**What you are asked to do**
What number of lines hold the word "region"? State that number and nothing besides.
-- start of Extracted material --
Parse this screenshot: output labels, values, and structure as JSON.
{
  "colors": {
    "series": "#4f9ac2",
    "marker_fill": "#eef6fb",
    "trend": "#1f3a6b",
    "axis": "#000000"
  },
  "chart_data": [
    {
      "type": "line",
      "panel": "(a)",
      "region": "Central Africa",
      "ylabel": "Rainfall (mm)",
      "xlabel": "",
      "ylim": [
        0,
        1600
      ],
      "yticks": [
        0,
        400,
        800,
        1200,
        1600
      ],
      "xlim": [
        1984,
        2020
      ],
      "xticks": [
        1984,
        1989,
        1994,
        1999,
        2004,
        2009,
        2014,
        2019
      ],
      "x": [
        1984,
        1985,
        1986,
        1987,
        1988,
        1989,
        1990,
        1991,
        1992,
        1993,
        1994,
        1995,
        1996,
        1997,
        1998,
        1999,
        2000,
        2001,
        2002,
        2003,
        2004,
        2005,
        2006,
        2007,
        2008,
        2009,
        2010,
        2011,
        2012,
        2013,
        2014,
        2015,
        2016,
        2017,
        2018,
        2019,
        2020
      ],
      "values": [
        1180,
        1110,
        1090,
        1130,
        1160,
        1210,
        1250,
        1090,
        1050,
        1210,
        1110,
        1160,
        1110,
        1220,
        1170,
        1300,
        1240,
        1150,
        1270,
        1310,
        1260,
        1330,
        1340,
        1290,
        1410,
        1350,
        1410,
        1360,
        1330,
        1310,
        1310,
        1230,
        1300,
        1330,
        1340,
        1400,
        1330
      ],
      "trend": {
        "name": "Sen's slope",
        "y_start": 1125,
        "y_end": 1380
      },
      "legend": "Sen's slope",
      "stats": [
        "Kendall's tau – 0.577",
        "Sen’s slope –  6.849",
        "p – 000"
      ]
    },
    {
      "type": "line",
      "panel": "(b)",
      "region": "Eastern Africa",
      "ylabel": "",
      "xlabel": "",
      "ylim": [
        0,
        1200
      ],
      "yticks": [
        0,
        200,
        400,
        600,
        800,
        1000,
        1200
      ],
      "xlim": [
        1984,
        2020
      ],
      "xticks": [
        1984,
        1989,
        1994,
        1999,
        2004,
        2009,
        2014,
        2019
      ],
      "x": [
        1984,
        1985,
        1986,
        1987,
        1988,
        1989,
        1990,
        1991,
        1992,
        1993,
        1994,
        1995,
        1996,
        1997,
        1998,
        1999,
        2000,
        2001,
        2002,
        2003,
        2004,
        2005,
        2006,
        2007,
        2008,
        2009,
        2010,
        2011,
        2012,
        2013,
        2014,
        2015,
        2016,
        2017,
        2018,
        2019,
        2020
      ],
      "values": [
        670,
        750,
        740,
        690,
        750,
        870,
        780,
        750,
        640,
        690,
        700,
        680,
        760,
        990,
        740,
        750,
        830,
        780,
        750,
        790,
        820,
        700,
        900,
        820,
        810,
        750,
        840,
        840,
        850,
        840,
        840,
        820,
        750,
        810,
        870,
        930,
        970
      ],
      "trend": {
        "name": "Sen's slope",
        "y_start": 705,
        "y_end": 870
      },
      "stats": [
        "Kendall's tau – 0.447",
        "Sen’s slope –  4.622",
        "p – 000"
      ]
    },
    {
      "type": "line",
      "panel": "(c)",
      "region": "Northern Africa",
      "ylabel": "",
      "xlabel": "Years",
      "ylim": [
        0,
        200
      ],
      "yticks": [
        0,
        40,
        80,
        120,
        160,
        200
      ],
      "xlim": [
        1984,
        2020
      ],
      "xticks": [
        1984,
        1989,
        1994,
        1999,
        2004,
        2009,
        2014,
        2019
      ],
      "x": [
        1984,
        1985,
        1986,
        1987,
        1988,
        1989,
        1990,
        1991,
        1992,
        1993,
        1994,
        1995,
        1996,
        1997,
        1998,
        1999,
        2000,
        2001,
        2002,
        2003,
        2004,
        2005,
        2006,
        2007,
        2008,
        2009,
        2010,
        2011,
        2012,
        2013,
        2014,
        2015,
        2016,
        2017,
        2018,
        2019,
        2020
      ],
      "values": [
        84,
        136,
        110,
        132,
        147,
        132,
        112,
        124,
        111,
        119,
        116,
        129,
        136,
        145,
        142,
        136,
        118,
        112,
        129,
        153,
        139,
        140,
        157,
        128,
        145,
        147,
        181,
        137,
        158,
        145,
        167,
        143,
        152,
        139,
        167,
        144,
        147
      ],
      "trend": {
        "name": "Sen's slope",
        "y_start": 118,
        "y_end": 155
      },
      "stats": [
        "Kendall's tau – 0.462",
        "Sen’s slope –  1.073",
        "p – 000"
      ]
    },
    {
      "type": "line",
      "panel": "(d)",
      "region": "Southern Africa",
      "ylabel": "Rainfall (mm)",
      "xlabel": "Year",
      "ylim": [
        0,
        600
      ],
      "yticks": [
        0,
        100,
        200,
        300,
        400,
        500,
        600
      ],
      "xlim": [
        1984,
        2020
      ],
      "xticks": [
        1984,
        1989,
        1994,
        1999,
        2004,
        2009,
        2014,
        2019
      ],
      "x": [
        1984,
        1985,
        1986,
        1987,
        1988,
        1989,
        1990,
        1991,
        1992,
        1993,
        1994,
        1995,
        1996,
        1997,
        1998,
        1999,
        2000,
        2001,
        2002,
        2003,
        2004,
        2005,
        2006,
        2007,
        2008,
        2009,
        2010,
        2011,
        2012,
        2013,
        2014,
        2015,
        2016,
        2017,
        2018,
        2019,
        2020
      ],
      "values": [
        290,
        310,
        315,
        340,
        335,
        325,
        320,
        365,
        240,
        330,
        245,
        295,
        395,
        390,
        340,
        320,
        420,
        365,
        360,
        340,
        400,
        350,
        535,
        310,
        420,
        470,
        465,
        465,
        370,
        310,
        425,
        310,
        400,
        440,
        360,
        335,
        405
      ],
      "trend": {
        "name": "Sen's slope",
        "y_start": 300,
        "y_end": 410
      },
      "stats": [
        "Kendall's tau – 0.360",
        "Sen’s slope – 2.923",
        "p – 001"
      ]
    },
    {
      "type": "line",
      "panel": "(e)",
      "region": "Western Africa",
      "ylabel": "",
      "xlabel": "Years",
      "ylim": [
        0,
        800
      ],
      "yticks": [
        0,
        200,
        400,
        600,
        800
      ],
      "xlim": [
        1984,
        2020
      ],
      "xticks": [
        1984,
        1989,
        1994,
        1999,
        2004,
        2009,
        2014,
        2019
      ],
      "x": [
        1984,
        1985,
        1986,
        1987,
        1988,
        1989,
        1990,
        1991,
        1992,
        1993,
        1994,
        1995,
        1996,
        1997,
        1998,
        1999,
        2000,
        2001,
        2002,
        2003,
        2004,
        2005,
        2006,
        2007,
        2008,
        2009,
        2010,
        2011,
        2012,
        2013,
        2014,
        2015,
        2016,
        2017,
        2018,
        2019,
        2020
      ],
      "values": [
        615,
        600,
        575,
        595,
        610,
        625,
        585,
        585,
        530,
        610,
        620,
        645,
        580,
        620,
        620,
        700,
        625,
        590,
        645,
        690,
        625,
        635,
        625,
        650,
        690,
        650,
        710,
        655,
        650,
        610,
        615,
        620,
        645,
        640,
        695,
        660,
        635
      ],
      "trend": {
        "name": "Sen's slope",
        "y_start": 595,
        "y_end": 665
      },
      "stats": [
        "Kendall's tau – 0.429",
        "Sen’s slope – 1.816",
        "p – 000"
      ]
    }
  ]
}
-- end of Extracted material --
**Problem solution**
5